DESCRIPTION OF THE TASK >> Every line that holds the string "Percentage" is to be identified and copied.

(Figure record extracts)
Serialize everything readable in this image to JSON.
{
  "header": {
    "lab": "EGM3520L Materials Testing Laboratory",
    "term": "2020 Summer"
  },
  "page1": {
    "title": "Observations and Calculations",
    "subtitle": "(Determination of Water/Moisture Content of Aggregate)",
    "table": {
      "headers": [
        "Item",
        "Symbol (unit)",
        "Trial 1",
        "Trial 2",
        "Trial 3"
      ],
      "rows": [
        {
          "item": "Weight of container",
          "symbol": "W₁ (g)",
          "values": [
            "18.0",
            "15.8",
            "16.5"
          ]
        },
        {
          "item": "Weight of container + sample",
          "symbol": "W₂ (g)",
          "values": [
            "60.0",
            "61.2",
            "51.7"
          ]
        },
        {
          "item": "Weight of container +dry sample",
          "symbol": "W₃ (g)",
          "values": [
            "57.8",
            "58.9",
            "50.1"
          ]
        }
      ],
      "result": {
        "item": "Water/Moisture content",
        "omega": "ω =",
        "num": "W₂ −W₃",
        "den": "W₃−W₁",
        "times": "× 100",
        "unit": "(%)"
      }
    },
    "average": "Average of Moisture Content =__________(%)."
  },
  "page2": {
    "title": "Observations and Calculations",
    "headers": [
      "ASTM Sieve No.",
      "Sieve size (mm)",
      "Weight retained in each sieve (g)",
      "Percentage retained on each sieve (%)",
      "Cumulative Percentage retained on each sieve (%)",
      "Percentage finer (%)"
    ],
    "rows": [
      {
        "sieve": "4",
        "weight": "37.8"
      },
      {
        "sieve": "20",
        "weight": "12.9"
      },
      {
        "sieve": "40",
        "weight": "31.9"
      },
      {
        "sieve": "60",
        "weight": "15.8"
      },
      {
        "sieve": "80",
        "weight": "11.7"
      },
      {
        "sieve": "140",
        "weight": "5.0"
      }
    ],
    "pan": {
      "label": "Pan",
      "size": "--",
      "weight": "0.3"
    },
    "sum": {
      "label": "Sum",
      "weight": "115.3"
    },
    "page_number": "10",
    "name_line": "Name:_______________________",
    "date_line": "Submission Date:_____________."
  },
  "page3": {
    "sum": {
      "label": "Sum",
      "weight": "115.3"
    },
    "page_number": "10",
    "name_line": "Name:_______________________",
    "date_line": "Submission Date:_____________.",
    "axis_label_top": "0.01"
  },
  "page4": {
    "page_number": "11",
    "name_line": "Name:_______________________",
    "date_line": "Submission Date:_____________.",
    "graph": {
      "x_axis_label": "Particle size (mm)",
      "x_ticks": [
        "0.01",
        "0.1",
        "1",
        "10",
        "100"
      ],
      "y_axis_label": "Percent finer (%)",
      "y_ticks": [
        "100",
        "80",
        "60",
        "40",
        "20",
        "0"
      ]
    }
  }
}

--

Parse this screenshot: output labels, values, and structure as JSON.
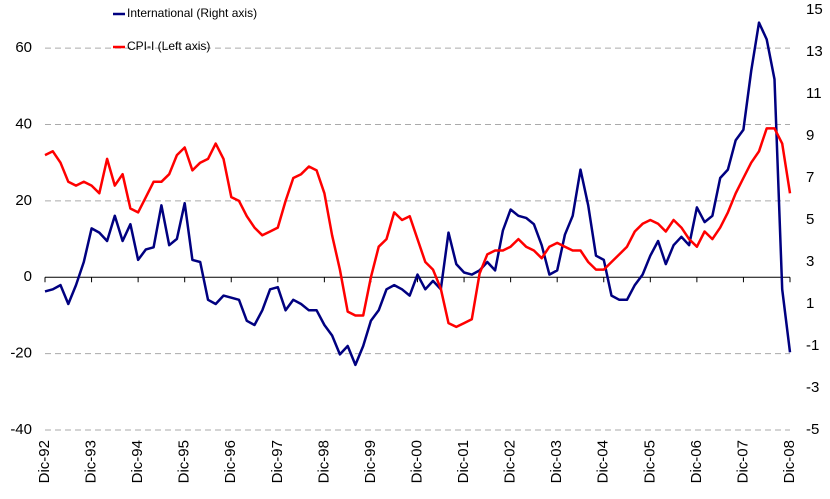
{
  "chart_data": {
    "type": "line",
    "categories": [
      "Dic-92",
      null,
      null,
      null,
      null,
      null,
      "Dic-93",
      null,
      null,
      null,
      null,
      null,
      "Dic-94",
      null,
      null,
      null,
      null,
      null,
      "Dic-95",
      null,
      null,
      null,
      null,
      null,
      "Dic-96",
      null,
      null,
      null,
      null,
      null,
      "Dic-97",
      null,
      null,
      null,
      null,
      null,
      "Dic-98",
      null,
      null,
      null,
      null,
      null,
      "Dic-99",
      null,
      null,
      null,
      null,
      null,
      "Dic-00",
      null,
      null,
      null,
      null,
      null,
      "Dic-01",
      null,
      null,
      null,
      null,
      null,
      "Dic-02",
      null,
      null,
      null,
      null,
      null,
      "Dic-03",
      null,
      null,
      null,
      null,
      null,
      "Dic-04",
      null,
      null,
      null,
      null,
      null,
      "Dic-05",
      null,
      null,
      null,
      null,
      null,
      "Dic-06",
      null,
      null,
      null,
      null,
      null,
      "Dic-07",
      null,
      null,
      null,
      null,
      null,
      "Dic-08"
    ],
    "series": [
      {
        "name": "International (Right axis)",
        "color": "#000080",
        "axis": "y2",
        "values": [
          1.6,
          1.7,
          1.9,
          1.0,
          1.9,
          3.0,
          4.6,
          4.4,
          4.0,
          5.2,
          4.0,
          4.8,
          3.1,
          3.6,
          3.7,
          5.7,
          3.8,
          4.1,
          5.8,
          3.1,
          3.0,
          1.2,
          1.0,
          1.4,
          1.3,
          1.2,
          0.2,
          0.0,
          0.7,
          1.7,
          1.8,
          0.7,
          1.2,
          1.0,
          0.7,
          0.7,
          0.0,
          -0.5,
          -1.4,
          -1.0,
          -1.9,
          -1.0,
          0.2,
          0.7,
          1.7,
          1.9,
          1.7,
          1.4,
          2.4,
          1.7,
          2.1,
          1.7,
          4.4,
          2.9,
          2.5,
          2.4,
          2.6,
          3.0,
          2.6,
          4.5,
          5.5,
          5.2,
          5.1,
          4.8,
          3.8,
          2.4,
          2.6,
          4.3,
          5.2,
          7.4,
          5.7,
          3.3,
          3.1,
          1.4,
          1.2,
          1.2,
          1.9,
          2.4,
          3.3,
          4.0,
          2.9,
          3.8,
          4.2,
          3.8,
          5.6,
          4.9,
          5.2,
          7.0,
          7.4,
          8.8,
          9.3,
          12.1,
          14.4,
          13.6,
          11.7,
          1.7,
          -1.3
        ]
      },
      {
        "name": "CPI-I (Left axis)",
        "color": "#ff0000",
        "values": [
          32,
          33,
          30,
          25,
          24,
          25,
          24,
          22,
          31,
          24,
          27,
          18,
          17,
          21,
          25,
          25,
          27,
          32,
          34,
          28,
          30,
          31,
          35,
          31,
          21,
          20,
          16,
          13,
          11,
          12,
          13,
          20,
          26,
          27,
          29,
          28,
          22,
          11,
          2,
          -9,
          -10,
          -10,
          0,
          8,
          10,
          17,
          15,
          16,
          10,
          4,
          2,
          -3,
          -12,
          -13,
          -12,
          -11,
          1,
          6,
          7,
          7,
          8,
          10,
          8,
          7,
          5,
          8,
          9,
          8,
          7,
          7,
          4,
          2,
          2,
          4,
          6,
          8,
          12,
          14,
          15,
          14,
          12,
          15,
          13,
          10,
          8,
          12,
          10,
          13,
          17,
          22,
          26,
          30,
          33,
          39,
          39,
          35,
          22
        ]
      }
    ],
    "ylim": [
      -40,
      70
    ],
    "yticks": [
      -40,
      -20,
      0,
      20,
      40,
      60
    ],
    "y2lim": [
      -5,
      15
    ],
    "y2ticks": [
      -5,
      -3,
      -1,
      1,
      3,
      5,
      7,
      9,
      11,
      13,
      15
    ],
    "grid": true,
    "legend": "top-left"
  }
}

WRITTEN RESPONSE >>
      "Percentage retained on each sieve (%)",
      "Cumulative Percentage retained on each sieve (%)",
      "Percentage finer (%)"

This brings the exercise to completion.